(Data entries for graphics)
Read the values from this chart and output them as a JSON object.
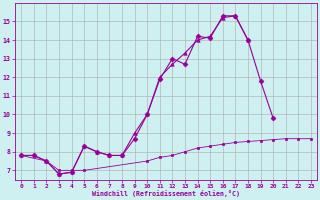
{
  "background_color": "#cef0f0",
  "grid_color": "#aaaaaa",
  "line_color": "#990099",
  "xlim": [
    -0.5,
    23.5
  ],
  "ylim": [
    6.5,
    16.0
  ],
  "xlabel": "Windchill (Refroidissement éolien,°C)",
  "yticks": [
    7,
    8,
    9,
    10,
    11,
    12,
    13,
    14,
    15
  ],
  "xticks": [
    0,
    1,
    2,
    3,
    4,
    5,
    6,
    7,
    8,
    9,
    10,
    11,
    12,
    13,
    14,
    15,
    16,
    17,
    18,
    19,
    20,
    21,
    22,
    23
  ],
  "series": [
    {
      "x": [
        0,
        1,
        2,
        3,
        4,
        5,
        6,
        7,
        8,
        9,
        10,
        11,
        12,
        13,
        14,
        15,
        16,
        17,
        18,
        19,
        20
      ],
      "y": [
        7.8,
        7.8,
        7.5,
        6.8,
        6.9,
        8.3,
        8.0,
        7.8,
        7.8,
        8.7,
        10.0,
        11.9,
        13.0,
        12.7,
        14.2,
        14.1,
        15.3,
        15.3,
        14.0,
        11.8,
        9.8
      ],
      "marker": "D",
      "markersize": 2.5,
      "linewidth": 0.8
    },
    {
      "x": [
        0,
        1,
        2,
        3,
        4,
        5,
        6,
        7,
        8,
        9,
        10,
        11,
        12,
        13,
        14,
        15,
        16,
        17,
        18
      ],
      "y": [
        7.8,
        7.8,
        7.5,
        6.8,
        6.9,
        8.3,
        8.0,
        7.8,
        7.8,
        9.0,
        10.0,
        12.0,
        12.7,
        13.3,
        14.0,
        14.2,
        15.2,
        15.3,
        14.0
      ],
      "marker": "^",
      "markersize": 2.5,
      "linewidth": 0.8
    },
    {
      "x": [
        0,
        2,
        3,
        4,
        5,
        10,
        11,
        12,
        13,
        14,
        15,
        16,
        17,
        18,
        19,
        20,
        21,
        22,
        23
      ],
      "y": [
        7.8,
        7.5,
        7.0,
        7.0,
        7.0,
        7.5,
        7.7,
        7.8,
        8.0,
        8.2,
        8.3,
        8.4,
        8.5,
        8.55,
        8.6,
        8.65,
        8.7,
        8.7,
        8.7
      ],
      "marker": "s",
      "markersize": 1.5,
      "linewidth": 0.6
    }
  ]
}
...
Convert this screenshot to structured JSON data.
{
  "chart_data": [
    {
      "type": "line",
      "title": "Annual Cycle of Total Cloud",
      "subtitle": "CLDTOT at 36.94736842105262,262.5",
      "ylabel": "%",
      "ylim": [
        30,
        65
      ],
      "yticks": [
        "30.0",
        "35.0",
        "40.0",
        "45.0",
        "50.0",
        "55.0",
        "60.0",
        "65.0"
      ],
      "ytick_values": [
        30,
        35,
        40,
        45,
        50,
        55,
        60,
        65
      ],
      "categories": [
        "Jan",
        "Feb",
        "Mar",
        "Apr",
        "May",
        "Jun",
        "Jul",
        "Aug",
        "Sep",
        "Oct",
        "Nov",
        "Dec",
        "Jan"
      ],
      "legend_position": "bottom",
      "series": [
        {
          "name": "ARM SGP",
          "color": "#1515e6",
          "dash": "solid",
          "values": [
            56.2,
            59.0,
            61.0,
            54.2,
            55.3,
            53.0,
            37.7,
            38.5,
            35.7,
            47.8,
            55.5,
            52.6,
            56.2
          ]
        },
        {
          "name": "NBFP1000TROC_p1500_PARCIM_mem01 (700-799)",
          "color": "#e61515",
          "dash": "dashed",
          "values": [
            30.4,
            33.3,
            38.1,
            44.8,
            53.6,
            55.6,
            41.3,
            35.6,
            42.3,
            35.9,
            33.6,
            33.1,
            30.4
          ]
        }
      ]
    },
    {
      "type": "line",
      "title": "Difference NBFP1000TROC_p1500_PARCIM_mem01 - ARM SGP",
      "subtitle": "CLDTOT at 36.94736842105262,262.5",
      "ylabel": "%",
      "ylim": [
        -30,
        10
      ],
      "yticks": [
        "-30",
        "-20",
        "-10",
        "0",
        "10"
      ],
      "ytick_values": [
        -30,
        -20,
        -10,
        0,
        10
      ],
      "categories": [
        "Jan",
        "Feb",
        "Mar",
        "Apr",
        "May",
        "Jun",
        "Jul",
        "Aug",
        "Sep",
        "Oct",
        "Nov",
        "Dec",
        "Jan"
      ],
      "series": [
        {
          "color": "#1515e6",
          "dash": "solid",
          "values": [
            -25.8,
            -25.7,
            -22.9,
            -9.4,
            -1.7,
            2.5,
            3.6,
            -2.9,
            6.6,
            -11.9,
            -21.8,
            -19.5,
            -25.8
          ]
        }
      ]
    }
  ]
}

**Task statement**
Lines from the records above that hold "JSON" are the ones to list.

**Completed task**
Read the values from this chart and output them as a JSON object.
Convert this screenshot to structured JSON data.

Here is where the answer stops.